╭─ SOURCE PASSAGE
Throughout the film, Griffith’s pro-Confederacy feelings are grossly apparent; yet his depiction of events—his representation of reality as he understands it—involves the inclusion of much that departs from his intentions. The very essence of his realism is open frames, complex stagings, and multiple planes of action, all of which suggest far more than Griffith’s descriptive title cards, and his stunted politics, would themselves allow.
For instance, a scene of slave-owners and their Northern guests amiably passing by cotton fields while slaves toil in the background presents, as if in a documentary, the obvious connection between the white Southerners’ gracious ways and the hard, enforced work of slaves that makes it possible. This was not Griffith’s intention, but it’s the effect. He shows a summary trial by the K.K.K. of a black man whose sexual advances toward a white woman induced her to leap to her death. That trial and the delivery of the victim’s corpse to the doorstep of the mixed-race lieutenant governor are meant to seem just, even heroic, but come off as obscene and horrifying. The splendid festivities to celebrate the Battle of Bull Run, intercut with the eerie flare of a bonfire, suggest a dance of death, the bonfire foreshadowing the burning of Atlanta. Despite Griffith’s beliefs, the arrival of the Klan, pointing rifles at unarmed blacks who merely seek to vote, appears unjust and cruel.
The overall subject of the film is the original sin of the proximity of the white and black races. The opening scene, in which Africans are brought to the United States and sold as slaves, is described in a title card: “The bringing of the African to America planted the first seed of disunion.” The problem, from the movie’s start, wasn’t slavery but the undue mixing of races—and Griffith’s original ending was to show the return of freedmen to Africa. The two great villains of the film are both described as “mulattos”: the licentious, social-climbing housekeeper of a Radical Republican congressman (based on Thaddeus Stevens, down to the bad toupee), who takes advantage of the widower’s so-called “weakness,” leading to his divisive, aggressive, vengefully carpetbagging version of Reconstruction; and the conniving, contemptuous politician whom the congressman imposes as South Carolina’s lieutenant governor. The crisis that sparks the revolt of Southern whites is the blacks’ claim (asserted with a hungry leering) to the right of intermarriage. The very notion of racial purity (or what one title card calls the “Aryan birthright”) is at the core of the film. Yet the essence of the movie’s aesthetic power—and of its enduring significance—is its intrinsic heterogeneity.
╰─
▶ **CHALLENGE**: Reproduce the passage on Griffith's film verbatim, from "Throughout the film, Griffith’s" to "would themselves allow.".
╭─ MATERIAL SHOWN
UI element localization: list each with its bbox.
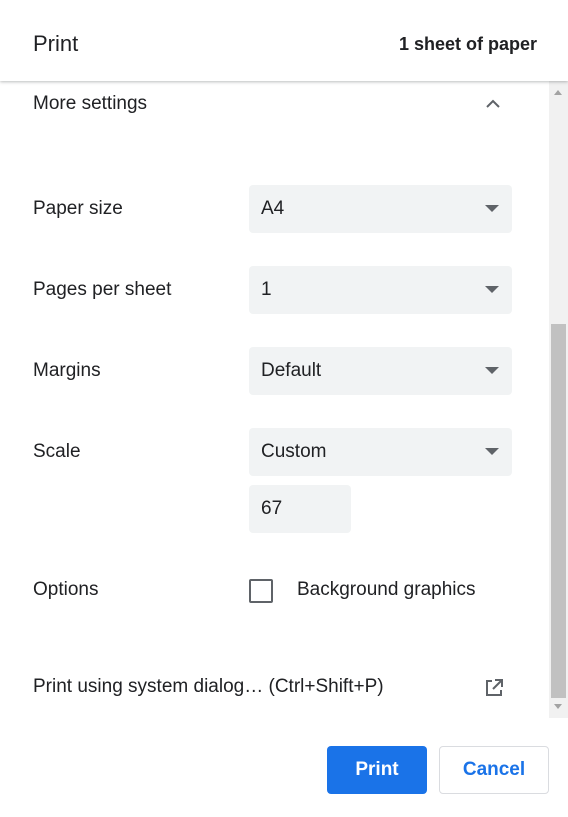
scale-value: Custom — [261, 441, 327, 462]
scale-custom-value: 67 — [261, 498, 283, 519]
margins-value: Default — [261, 360, 322, 381]
more-settings-toggle[interactable]: More settings — [33, 93, 147, 115]
paper-size-label: Paper size — [33, 198, 123, 219]
background-graphics-checkbox[interactable] — [249, 579, 273, 603]
scale-label: Scale — [33, 441, 81, 462]
chevron-up-icon[interactable] — [484, 95, 502, 113]
settings-scrollbar[interactable] — [549, 81, 568, 718]
scale-custom-input[interactable]: 67 — [249, 485, 351, 533]
scrollbar-thumb[interactable] — [551, 324, 566, 698]
dropdown-arrow-icon — [485, 205, 499, 212]
scroll-down-arrow-icon[interactable] — [554, 704, 562, 709]
cancel-button[interactable]: Cancel — [439, 746, 549, 794]
margins-select[interactable]: Default — [249, 347, 512, 395]
sheet-count: 1 sheet of paper — [398, 34, 537, 54]
open-in-new-icon[interactable] — [484, 678, 504, 698]
dialog-title: Print — [33, 31, 79, 56]
scale-select[interactable]: Custom — [249, 428, 512, 476]
dropdown-arrow-icon — [485, 367, 499, 374]
pages-per-sheet-label: Pages per sheet — [33, 279, 172, 300]
paper-size-select[interactable]: A4 — [249, 185, 512, 233]
print-header: Print 1 sheet of paper — [0, 0, 568, 81]
margins-label: Margins — [33, 360, 101, 381]
print-button[interactable]: Print — [327, 746, 427, 794]
pages-per-sheet-value: 1 — [261, 279, 272, 300]
pages-per-sheet-select[interactable]: 1 — [249, 266, 512, 314]
settings-panel: More settings Paper size A4 Pages per sh… — [0, 81, 549, 718]
dropdown-arrow-icon — [485, 286, 499, 293]
background-graphics-label[interactable]: Background graphics — [297, 579, 476, 601]
dialog-footer: Print Cancel — [0, 718, 568, 817]
options-label: Options — [33, 579, 99, 600]
paper-size-value: A4 — [261, 198, 285, 219]
scroll-up-arrow-icon[interactable] — [554, 90, 562, 95]
dropdown-arrow-icon — [485, 448, 499, 455]
system-dialog-link[interactable]: Print using system dialog… (Ctrl+Shift+P… — [33, 676, 384, 698]
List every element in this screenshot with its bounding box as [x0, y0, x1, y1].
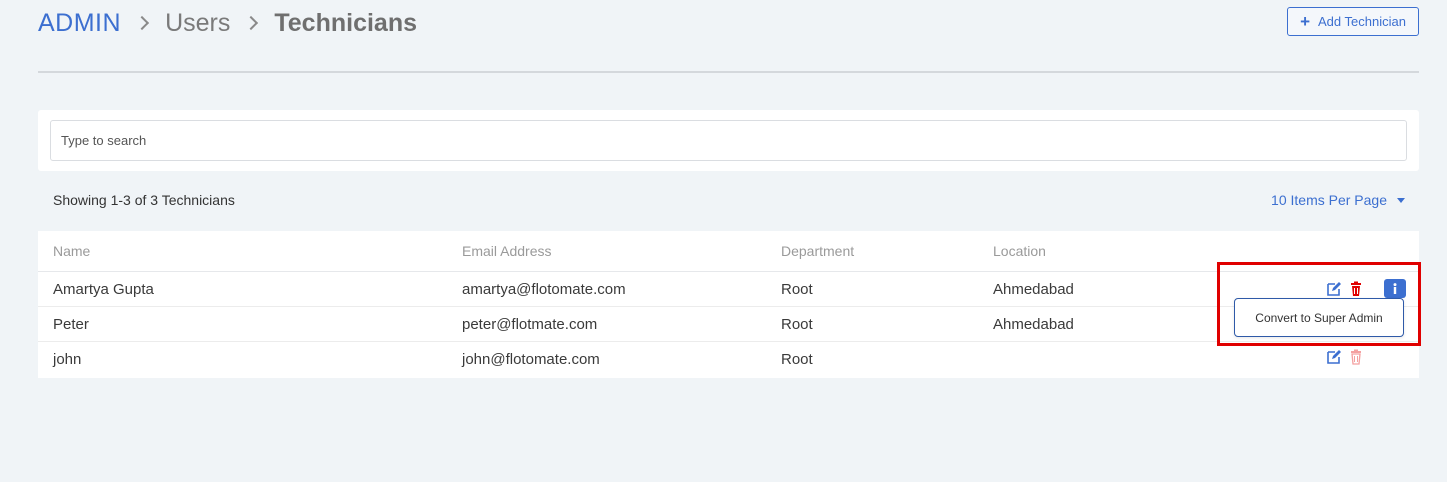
╰─
▶ **EXERCISE OUTPUT**:
Throughout the film, Griffith’s pro-Confederacy feelings are grossly apparent; yet his depiction of events—his representation of reality as he understands it—involves the inclusion of much that departs from his intentions. The very essence of his realism is open frames, complex stagings, and multiple planes of action, all of which suggest far more than Griffith’s descriptive title cards, and his stunted politics, would themselves allow.